### SHORT PROBLEM
Copy the records below exactly, leaving out any pictures.

[Collected data]

____

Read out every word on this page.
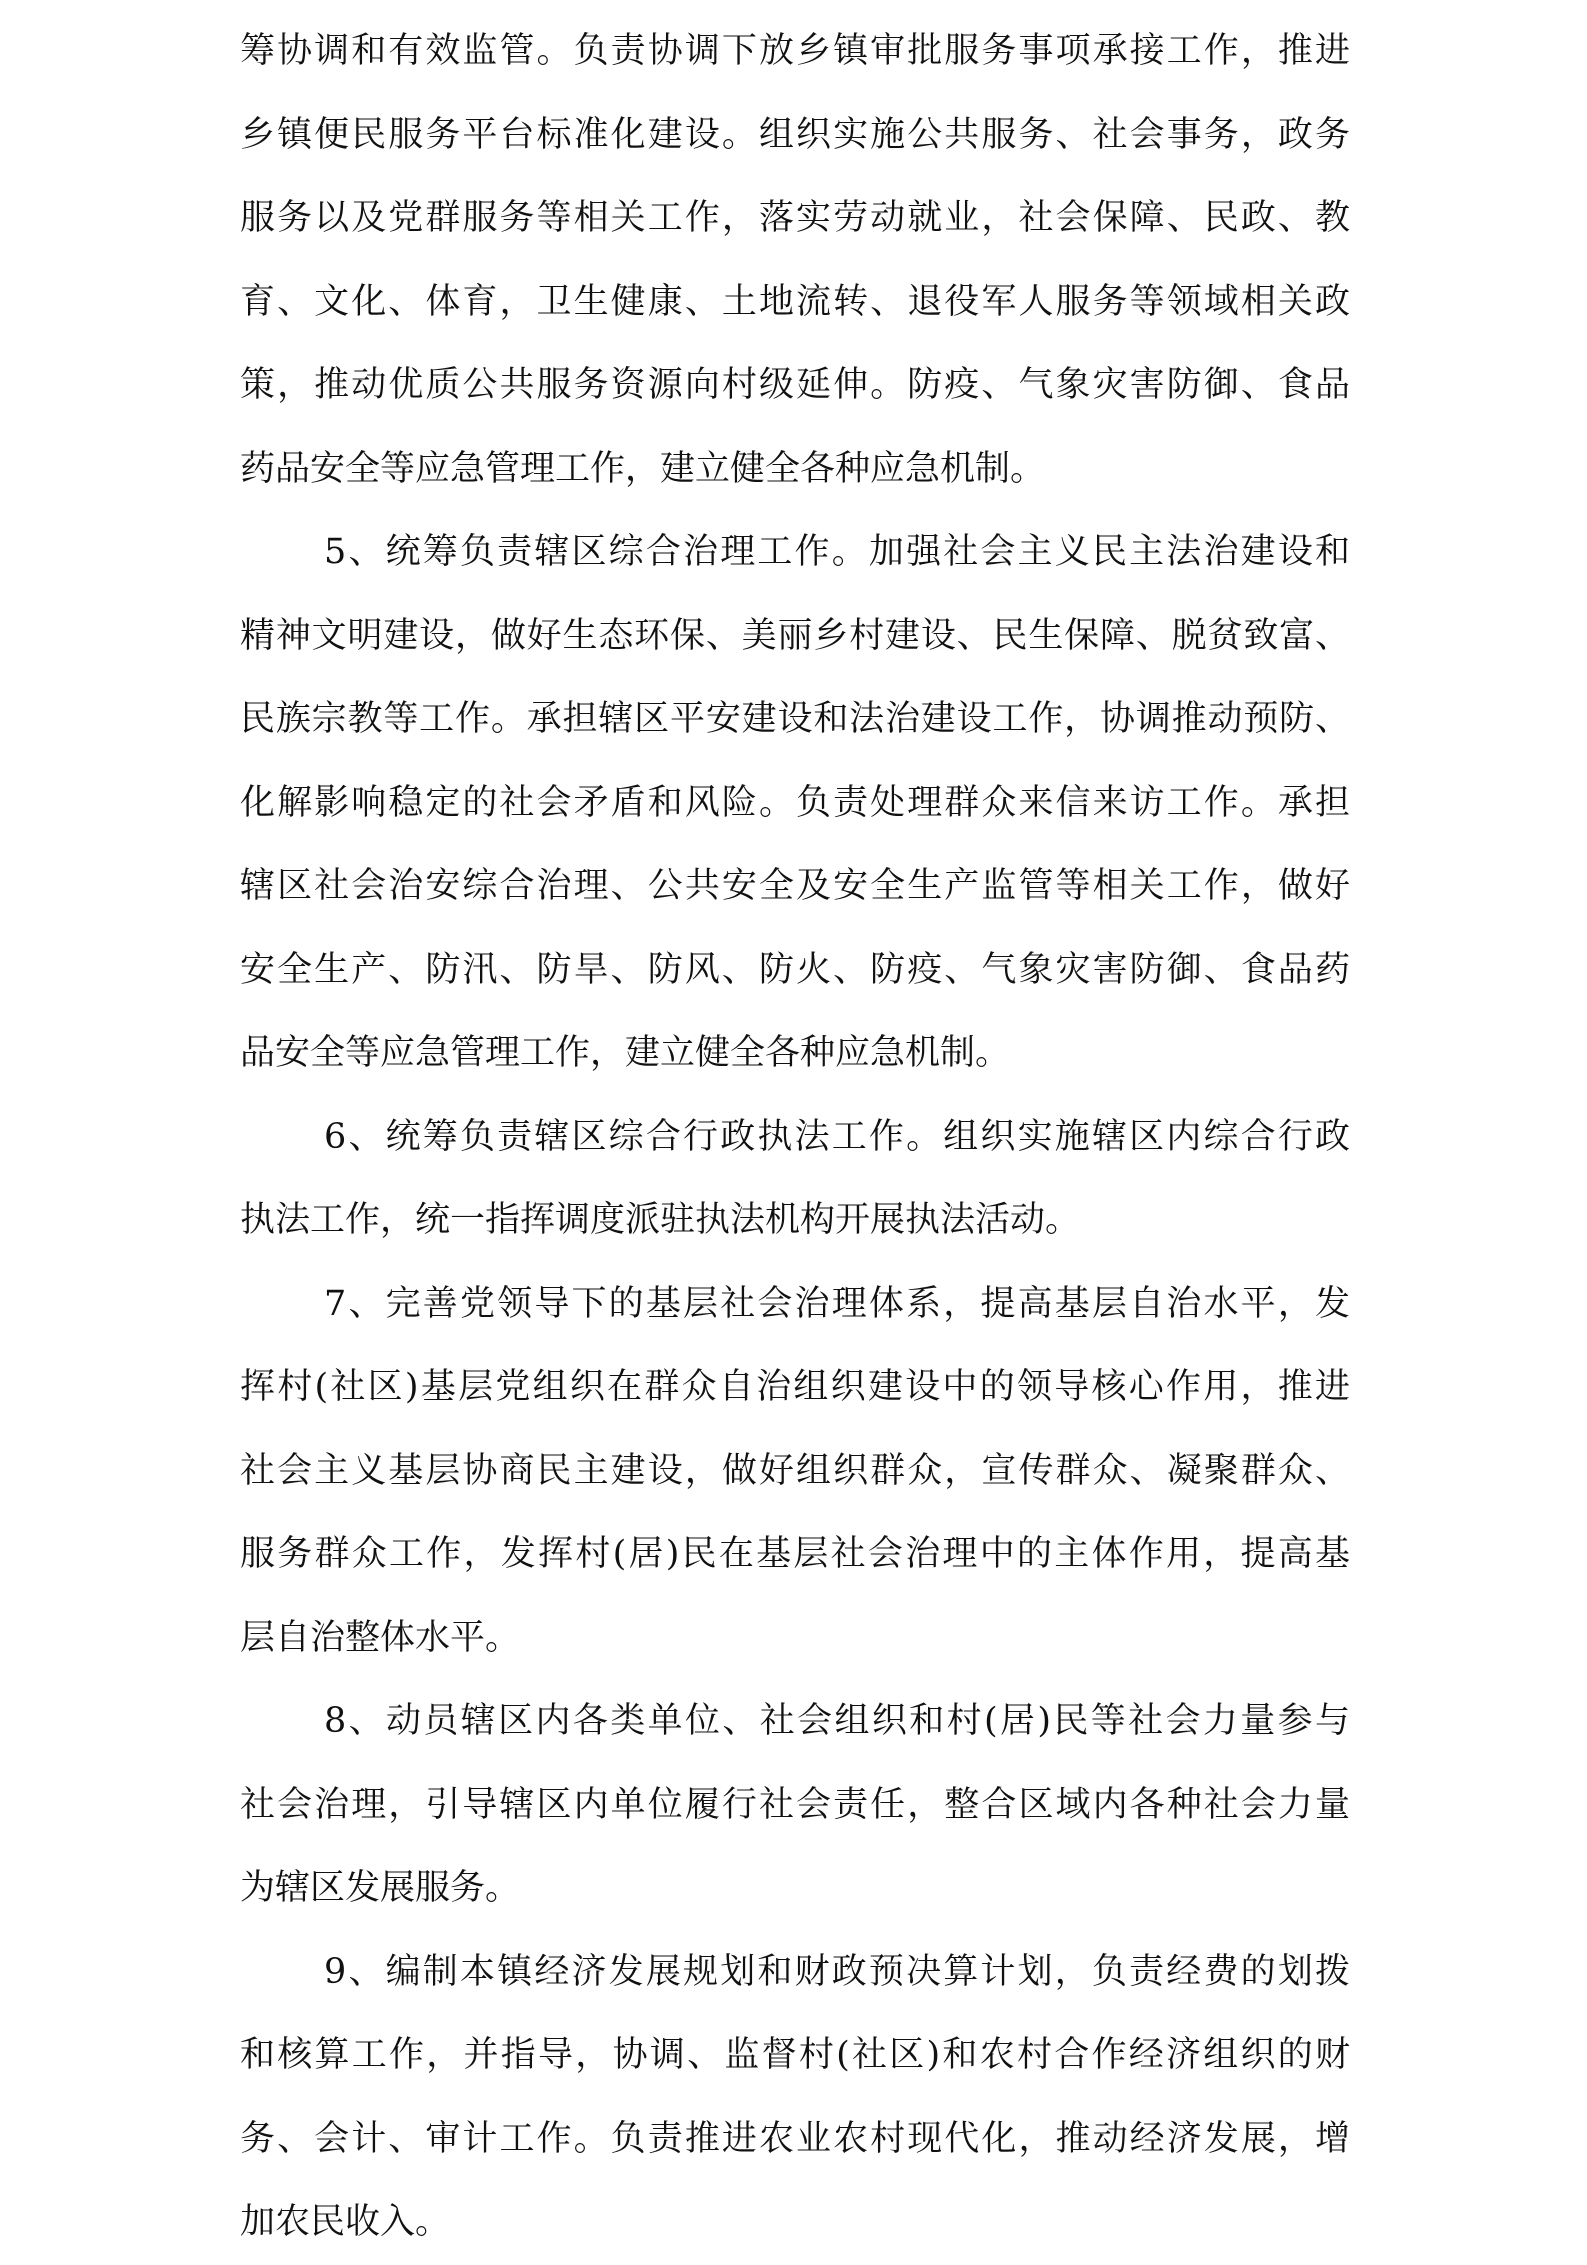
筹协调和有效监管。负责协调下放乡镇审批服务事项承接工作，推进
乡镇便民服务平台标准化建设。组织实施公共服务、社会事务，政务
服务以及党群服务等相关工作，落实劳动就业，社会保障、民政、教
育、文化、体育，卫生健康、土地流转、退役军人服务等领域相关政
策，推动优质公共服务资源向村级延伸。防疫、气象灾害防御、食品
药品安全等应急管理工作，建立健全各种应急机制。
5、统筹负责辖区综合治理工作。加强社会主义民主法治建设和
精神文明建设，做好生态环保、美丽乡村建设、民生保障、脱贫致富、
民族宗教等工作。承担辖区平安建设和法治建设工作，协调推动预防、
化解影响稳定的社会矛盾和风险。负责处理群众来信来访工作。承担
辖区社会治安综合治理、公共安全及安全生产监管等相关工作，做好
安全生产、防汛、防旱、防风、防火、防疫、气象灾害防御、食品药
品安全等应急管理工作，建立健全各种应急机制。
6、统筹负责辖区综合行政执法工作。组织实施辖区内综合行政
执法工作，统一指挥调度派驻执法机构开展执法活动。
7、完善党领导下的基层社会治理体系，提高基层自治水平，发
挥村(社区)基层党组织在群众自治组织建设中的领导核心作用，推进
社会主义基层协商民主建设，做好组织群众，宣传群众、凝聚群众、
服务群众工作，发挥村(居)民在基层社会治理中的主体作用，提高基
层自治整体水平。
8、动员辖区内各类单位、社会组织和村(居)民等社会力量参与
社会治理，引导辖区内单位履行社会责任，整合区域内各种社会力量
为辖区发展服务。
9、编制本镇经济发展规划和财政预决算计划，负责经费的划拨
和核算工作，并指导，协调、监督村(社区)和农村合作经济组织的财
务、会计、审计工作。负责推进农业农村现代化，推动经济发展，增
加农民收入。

____

### FULL ANSWER
Read out every word on this page.
筹协调和有效监管。负责协调下放乡镇审批服务事项承接工作，推进
乡镇便民服务平台标准化建设。组织实施公共服务、社会事务，政务
服务以及党群服务等相关工作，落实劳动就业，社会保障、民政、教
育、文化、体育，卫生健康、土地流转、退役军人服务等领域相关政
策，推动优质公共服务资源向村级延伸。防疫、气象灾害防御、食品
药品安全等应急管理工作，建立健全各种应急机制。
5、统筹负责辖区综合治理工作。加强社会主义民主法治建设和
精神文明建设，做好生态环保、美丽乡村建设、民生保障、脱贫致富、
民族宗教等工作。承担辖区平安建设和法治建设工作，协调推动预防、
化解影响稳定的社会矛盾和风险。负责处理群众来信来访工作。承担
辖区社会治安综合治理、公共安全及安全生产监管等相关工作，做好
安全生产、防汛、防旱、防风、防火、防疫、气象灾害防御、食品药
品安全等应急管理工作，建立健全各种应急机制。
6、统筹负责辖区综合行政执法工作。组织实施辖区内综合行政
执法工作，统一指挥调度派驻执法机构开展执法活动。
7、完善党领导下的基层社会治理体系，提高基层自治水平，发
挥村(社区)基层党组织在群众自治组织建设中的领导核心作用，推进
社会主义基层协商民主建设，做好组织群众，宣传群众、凝聚群众、
服务群众工作，发挥村(居)民在基层社会治理中的主体作用，提高基
层自治整体水平。
8、动员辖区内各类单位、社会组织和村(居)民等社会力量参与
社会治理，引导辖区内单位履行社会责任，整合区域内各种社会力量
为辖区发展服务。
9、编制本镇经济发展规划和财政预决算计划，负责经费的划拨
和核算工作，并指导，协调、监督村(社区)和农村合作经济组织的财
务、会计、审计工作。负责推进农业农村现代化，推动经济发展，增
加农民收入。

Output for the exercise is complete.